--- Items from a dataset ---
▼

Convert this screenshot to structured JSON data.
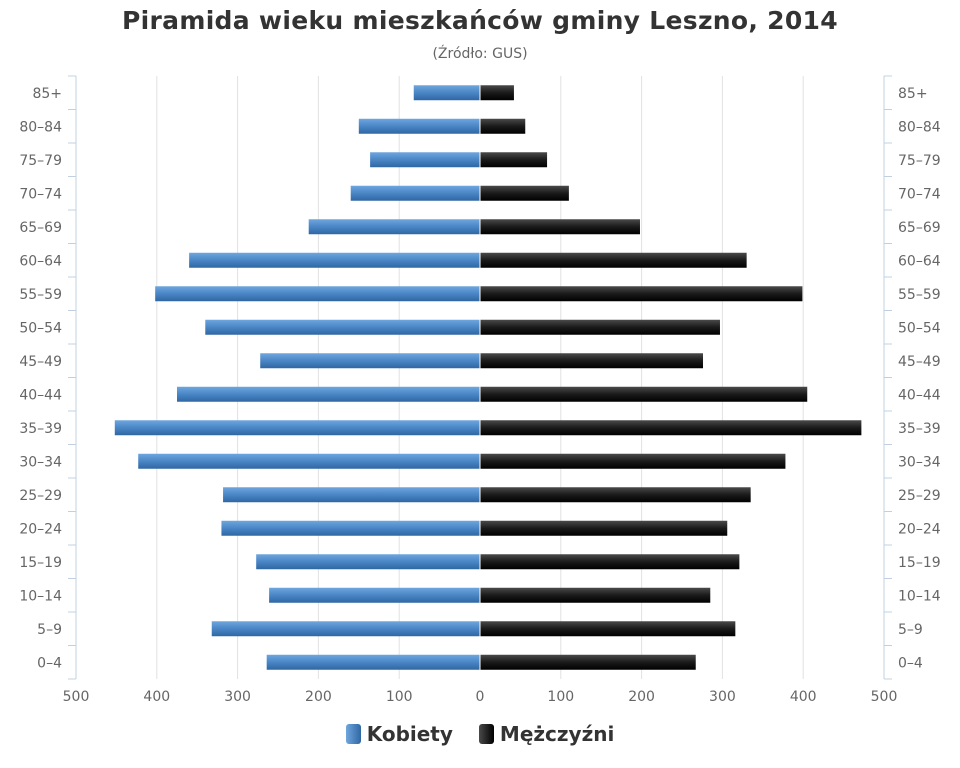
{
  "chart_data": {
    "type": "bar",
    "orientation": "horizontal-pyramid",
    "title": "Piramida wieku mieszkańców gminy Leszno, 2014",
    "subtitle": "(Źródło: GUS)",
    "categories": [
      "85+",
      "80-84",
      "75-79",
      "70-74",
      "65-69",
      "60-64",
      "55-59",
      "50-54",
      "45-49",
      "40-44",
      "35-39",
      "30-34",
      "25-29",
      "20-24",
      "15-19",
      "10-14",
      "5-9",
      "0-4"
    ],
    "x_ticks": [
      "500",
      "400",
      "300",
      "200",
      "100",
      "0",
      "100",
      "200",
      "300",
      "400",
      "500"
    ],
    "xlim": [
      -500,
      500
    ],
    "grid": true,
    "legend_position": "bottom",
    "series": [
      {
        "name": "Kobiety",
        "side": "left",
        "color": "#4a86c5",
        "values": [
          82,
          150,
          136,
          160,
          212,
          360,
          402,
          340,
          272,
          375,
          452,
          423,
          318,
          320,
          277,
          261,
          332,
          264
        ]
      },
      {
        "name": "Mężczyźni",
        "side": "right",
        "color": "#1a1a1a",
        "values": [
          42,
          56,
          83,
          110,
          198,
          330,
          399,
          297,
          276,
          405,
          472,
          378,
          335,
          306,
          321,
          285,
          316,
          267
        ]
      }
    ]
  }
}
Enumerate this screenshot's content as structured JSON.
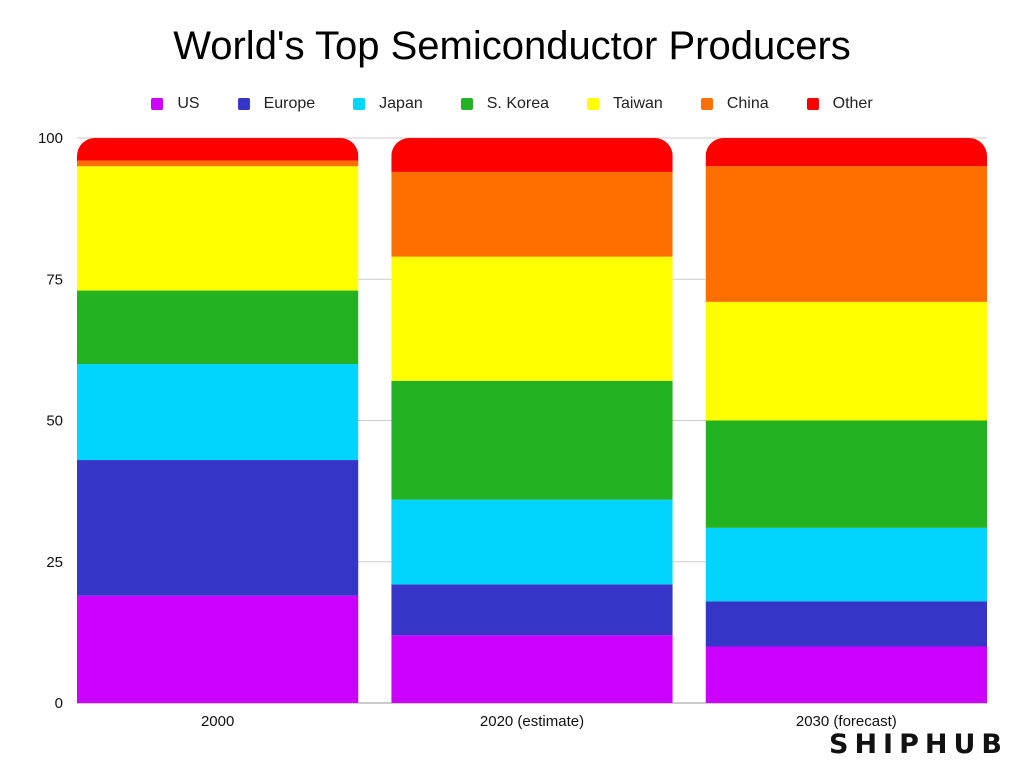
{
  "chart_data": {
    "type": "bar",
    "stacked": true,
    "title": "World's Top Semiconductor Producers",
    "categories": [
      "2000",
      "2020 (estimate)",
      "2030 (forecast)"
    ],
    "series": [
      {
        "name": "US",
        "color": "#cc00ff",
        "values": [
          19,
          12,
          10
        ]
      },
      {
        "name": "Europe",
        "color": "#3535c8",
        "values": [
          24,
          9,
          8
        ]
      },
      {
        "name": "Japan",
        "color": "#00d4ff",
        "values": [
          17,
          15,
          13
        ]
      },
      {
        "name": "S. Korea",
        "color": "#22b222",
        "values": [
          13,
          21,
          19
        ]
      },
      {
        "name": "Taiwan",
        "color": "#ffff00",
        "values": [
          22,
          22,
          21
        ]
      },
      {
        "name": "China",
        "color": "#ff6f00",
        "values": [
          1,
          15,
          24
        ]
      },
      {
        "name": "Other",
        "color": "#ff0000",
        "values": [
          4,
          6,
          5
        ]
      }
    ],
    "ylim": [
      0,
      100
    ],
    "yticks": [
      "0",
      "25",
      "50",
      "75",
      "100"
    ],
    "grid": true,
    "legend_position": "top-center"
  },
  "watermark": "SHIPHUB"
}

▲

--- Problem details ---
Transcribe every entry word for word, but omit the pictures.

--- Expected output ---
Convert this screenshot to structured JSON data.
{
  "chart_data": {
    "type": "bar",
    "orientation": "horizontal-pyramid",
    "title": "Piramida wieku mieszkańców gminy Leszno, 2014",
    "subtitle": "(Źródło: GUS)",
    "categories": [
      "85+",
      "80-84",
      "75-79",
      "70-74",
      "65-69",
      "60-64",
      "55-59",
      "50-54",
      "45-49",
      "40-44",
      "35-39",
      "30-34",
      "25-29",
      "20-24",
      "15-19",
      "10-14",
      "5-9",
      "0-4"
    ],
    "x_ticks": [
      "500",
      "400",
      "300",
      "200",
      "100",
      "0",
      "100",
      "200",
      "300",
      "400",
      "500"
    ],
    "xlim": [
      -500,
      500
    ],
    "grid": true,
    "legend_position": "bottom",
    "series": [
      {
        "name": "Kobiety",
        "side": "left",
        "color": "#4a86c5",
        "values": [
          82,
          150,
          136,
          160,
          212,
          360,
          402,
          340,
          272,
          375,
          452,
          423,
          318,
          320,
          277,
          261,
          332,
          264
        ]
      },
      {
        "name": "Mężczyźni",
        "side": "right",
        "color": "#1a1a1a",
        "values": [
          42,
          56,
          83,
          110,
          198,
          330,
          399,
          297,
          276,
          405,
          472,
          378,
          335,
          306,
          321,
          285,
          316,
          267
        ]
      }
    ]
  }
}
Enumerate this screenshot's content as structured JSON.
{
  "chart_data": {
    "type": "bar",
    "stacked": true,
    "title": "World's Top Semiconductor Producers",
    "categories": [
      "2000",
      "2020 (estimate)",
      "2030 (forecast)"
    ],
    "series": [
      {
        "name": "US",
        "color": "#cc00ff",
        "values": [
          19,
          12,
          10
        ]
      },
      {
        "name": "Europe",
        "color": "#3535c8",
        "values": [
          24,
          9,
          8
        ]
      },
      {
        "name": "Japan",
        "color": "#00d4ff",
        "values": [
          17,
          15,
          13
        ]
      },
      {
        "name": "S. Korea",
        "color": "#22b222",
        "values": [
          13,
          21,
          19
        ]
      },
      {
        "name": "Taiwan",
        "color": "#ffff00",
        "values": [
          22,
          22,
          21
        ]
      },
      {
        "name": "China",
        "color": "#ff6f00",
        "values": [
          1,
          15,
          24
        ]
      },
      {
        "name": "Other",
        "color": "#ff0000",
        "values": [
          4,
          6,
          5
        ]
      }
    ],
    "ylim": [
      0,
      100
    ],
    "yticks": [
      "0",
      "25",
      "50",
      "75",
      "100"
    ],
    "grid": true,
    "legend_position": "top-center"
  },
  "watermark": "SHIPHUB"
}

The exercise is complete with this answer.